▶ [Problem to solve]: Format the lines below as a Markdown table with the columns Row and Line, giving each line its row number and omitting blank lines.
═════ Records provided
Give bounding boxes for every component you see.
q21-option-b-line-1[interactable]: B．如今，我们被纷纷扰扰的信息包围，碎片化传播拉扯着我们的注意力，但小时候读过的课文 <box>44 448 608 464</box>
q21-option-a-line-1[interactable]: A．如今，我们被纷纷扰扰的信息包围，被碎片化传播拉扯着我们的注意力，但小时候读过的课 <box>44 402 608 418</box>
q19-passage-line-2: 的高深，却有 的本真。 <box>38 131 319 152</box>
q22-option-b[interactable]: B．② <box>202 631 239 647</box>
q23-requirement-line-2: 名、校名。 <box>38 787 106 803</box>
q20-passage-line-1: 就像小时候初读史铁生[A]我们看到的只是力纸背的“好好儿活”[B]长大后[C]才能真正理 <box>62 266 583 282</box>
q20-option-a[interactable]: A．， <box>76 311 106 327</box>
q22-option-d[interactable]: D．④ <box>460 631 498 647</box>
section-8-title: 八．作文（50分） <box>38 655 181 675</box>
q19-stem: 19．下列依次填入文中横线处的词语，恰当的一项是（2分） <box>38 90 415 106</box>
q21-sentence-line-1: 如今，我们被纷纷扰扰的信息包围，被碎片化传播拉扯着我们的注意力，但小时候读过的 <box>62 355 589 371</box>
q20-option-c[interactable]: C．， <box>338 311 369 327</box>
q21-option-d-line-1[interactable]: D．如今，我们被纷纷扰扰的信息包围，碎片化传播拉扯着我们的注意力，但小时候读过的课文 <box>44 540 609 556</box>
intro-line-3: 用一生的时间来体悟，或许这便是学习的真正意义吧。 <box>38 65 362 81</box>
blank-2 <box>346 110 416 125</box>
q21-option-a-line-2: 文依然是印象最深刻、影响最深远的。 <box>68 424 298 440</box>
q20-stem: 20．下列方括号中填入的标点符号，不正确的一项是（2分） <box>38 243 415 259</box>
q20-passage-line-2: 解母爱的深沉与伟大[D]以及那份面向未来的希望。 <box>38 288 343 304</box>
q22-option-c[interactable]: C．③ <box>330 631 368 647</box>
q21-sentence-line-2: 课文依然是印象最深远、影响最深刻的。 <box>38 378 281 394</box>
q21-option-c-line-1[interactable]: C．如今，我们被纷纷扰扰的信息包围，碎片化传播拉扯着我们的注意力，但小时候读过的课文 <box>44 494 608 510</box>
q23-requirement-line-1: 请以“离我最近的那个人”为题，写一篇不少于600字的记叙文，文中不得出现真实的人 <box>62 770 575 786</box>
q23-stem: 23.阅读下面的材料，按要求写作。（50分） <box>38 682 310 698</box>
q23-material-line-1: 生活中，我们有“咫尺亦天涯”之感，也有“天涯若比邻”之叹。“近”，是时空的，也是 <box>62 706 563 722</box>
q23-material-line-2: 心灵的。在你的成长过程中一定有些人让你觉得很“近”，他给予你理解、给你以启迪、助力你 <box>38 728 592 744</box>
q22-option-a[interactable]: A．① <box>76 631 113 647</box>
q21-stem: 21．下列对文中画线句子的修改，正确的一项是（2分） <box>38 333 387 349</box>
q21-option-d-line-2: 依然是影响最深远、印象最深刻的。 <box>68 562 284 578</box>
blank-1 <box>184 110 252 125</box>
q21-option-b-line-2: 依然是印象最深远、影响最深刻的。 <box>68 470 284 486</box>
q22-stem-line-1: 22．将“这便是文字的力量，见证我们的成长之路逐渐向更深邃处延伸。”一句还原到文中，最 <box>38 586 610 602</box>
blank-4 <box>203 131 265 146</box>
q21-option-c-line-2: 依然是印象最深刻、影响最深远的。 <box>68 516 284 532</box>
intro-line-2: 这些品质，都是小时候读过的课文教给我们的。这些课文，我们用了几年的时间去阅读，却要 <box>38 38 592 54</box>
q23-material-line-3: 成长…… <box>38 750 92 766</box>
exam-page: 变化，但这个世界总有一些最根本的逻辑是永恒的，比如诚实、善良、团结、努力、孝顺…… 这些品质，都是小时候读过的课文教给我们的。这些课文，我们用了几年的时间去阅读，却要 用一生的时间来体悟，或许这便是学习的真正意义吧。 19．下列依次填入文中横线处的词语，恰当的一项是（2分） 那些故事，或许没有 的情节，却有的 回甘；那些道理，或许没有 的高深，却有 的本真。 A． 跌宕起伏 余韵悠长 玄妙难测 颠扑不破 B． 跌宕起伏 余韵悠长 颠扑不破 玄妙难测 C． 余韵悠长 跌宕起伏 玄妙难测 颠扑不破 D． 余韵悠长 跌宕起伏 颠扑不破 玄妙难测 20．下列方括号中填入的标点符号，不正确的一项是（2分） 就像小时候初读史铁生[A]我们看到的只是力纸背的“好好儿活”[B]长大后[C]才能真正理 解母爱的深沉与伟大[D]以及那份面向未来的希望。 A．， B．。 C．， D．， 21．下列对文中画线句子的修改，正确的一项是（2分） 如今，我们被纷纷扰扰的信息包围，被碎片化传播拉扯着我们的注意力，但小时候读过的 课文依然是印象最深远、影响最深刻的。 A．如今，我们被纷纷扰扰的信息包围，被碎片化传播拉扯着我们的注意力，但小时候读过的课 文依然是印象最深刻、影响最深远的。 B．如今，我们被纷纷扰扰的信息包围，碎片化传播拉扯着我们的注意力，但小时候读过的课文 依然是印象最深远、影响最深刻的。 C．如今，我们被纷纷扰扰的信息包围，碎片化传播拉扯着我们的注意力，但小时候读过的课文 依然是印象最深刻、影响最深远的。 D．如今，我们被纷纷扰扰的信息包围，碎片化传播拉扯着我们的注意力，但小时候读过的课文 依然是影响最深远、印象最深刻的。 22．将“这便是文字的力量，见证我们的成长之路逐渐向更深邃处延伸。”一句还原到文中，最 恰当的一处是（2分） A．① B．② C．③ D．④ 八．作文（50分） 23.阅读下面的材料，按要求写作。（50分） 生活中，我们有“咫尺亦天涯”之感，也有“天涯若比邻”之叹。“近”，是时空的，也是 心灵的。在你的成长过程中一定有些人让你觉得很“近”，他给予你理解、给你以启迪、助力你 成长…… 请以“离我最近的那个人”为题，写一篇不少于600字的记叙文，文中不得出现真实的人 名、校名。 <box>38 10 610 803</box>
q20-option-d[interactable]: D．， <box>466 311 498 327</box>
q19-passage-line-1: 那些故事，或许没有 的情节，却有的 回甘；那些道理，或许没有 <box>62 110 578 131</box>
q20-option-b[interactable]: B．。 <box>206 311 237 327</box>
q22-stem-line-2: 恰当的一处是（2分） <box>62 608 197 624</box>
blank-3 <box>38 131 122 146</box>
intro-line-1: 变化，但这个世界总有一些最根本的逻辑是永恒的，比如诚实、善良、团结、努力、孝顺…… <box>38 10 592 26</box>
══════════
▶ [Solved exercise]:
| Row | Line |
|---|---|
| 1 | Give bounding boxes for every component you see. |
| 2 | q21-option-b-line-1[interactable]: B．如今，我们被纷纷扰扰的信息包围，碎片化传播拉扯着我们的注意力，但小时候读过的课文 <box>44 448 608 464</box> |
| 3 | q21-option-a-line-1[interactable]: A．如今，我们被纷纷扰扰的信息包围，被碎片化传播拉扯着我们的注意力，但小时候读过的课 <box>44 402 608 418</box> |
| 4 | q19-passage-line-2: 的高深，却有 的本真。 <box>38 131 319 152</box> |
| 5 | q22-option-b[interactable]: B．② <box>202 631 239 647</box> |
| 6 | q23-requirement-line-2: 名、校名。 <box>38 787 106 803</box> |
| 7 | q20-passage-line-1: 就像小时候初读史铁生[A]我们看到的只是力纸背的“好好儿活”[B]长大后[C]才能真正理 <box>62 266 583 282</box> |
| 8 | q20-option-a[interactable]: A．， <box>76 311 106 327</box> |
| 9 | q22-option-d[interactable]: D．④ <box>460 631 498 647</box> |
| 10 | section-8-title: 八．作文（50分） <box>38 655 181 675</box> |
| 11 | q19-stem: 19．下列依次填入文中横线处的词语，恰当的一项是（2分） <box>38 90 415 106</box> |
| 12 | q21-sentence-line-1: 如今，我们被纷纷扰扰的信息包围，被碎片化传播拉扯着我们的注意力，但小时候读过的 <box>62 355 589 371</box> |
| 13 | q20-option-c[interactable]: C．， <box>338 311 369 327</box> |
| 14 | q21-option-d-line-1[interactable]: D．如今，我们被纷纷扰扰的信息包围，碎片化传播拉扯着我们的注意力，但小时候读过的课文 <box>44 540 609 556</box> |
| 15 | intro-line-3: 用一生的时间来体悟，或许这便是学习的真正意义吧。 <box>38 65 362 81</box> |
| 16 | blank-2 <box>346 110 416 125</box> |
| 17 | q21-option-a-line-2: 文依然是印象最深刻、影响最深远的。 <box>68 424 298 440</box> |
| 18 | q20-stem: 20．下列方括号中填入的标点符号，不正确的一项是（2分） <box>38 243 415 259</box> |
| 19 | q20-passage-line-2: 解母爱的深沉与伟大[D]以及那份面向未来的希望。 <box>38 288 343 304</box> |
| 20 | q22-option-c[interactable]: C．③ <box>330 631 368 647</box> |
| 21 | q21-sentence-line-2: 课文依然是印象最深远、影响最深刻的。 <box>38 378 281 394</box> |
| 22 | q21-option-c-line-1[interactable]: C．如今，我们被纷纷扰扰的信息包围，碎片化传播拉扯着我们的注意力，但小时候读过的课文 <box>44 494 608 510</box> |
| 23 | q23-requirement-line-1: 请以“离我最近的那个人”为题，写一篇不少于600字的记叙文，文中不得出现真实的人 <box>62 770 575 786</box> |
| 24 | q23-stem: 23.阅读下面的材料，按要求写作。（50分） <box>38 682 310 698</box> |
| 25 | q23-material-line-1: 生活中，我们有“咫尺亦天涯”之感，也有“天涯若比邻”之叹。“近”，是时空的，也是 <box>62 706 563 722</box> |
| 26 | q23-material-line-2: 心灵的。在你的成长过程中一定有些人让你觉得很“近”，他给予你理解、给你以启迪、助力你 <box>38 728 592 744</box> |
| 27 | q22-option-a[interactable]: A．① <box>76 631 113 647</box> |
| 28 | q21-stem: 21．下列对文中画线句子的修改，正确的一项是（2分） <box>38 333 387 349</box> |
| 29 | q21-option-d-line-2: 依然是影响最深远、印象最深刻的。 <box>68 562 284 578</box> |
| 30 | blank-1 <box>184 110 252 125</box> |
| 31 | q21-option-b-line-2: 依然是印象最深远、影响最深刻的。 <box>68 470 284 486</box> |
| 32 | q22-stem-line-1: 22．将“这便是文字的力量，见证我们的成长之路逐渐向更深邃处延伸。”一句还原到文中，最 <box>38 586 610 602</box> |
| 33 | blank-4 <box>203 131 265 146</box> |
| 34 | q21-option-c-line-2: 依然是印象最深刻、影响最深远的。 <box>68 516 284 532</box> |
| 35 | intro-line-2: 这些品质，都是小时候读过的课文教给我们的。这些课文，我们用了几年的时间去阅读，却要 <box>38 38 592 54</box> |
| 36 | q23-material-line-3: 成长…… <box>38 750 92 766</box> |
| 37 | exam-page: 变化，但这个世界总有一些最根本的逻辑是永恒的，比如诚实、善良、团结、努力、孝顺…… 这些品质，都是小时候读过的课文教给我们的。这些课文，我们用了几年的时间去阅读，却要 用一生的时间来体悟，或许这便是学习的真正意义吧。 19．下列依次填入文中横线处的词语，恰当的一项是（2分） 那些故事，或许没有 的情节，却有的 回甘；那些道理，或许没有 的高深，却有 的本真。 A． 跌宕起伏 余韵悠长 玄妙难测 颠扑不破 B． 跌宕起伏 余韵悠长 颠扑不破 玄妙难测 C． 余韵悠长 跌宕起伏 玄妙难测 颠扑不破 D． 余韵悠长 跌宕起伏 颠扑不破 玄妙难测 20．下列方括号中填入的标点符号，不正确的一项是（2分） 就像小时候初读史铁生[A]我们看到的只是力纸背的“好好儿活”[B]长大后[C]才能真正理 解母爱的深沉与伟大[D]以及那份面向未来的希望。 A．， B．。 C．， D．， 21．下列对文中画线句子的修改，正确的一项是（2分） 如今，我们被纷纷扰扰的信息包围，被碎片化传播拉扯着我们的注意力，但小时候读过的 课文依然是印象最深远、影响最深刻的。 A．如今，我们被纷纷扰扰的信息包围，被碎片化传播拉扯着我们的注意力，但小时候读过的课 文依然是印象最深刻、影响最深远的。 B．如今，我们被纷纷扰扰的信息包围，碎片化传播拉扯着我们的注意力，但小时候读过的课文 依然是印象最深远、影响最深刻的。 C．如今，我们被纷纷扰扰的信息包围，碎片化传播拉扯着我们的注意力，但小时候读过的课文 依然是印象最深刻、影响最深远的。 D．如今，我们被纷纷扰扰的信息包围，碎片化传播拉扯着我们的注意力，但小时候读过的课文 依然是影响最深远、印象最深刻的。 22．将“这便是文字的力量，见证我们的成长之路逐渐向更深邃处延伸。”一句还原到文中，最 恰当的一处是（2分） A．① B．② C．③ D．④ 八．作文（50分） 23.阅读下面的材料，按要求写作。（50分） 生活中，我们有“咫尺亦天涯”之感，也有“天涯若比邻”之叹。“近”，是时空的，也是 心灵的。在你的成长过程中一定有些人让你觉得很“近”，他给予你理解、给你以启迪、助力你 成长…… 请以“离我最近的那个人”为题，写一篇不少于600字的记叙文，文中不得出现真实的人 名、校名。 <box>38 10 610 803</box> |
| 38 | q20-option-d[interactable]: D．， <box>466 311 498 327</box> |
| 39 | q19-passage-line-1: 那些故事，或许没有 的情节，却有的 回甘；那些道理，或许没有 <box>62 110 578 131</box> |
| 40 | q20-option-b[interactable]: B．。 <box>206 311 237 327</box> |
| 41 | q22-stem-line-2: 恰当的一处是（2分） <box>62 608 197 624</box> |
| 42 | blank-3 <box>38 131 122 146</box> |
| 43 | intro-line-1: 变化，但这个世界总有一些最根本的逻辑是永恒的，比如诚实、善良、团结、努力、孝顺…… <box>38 10 592 26</box> |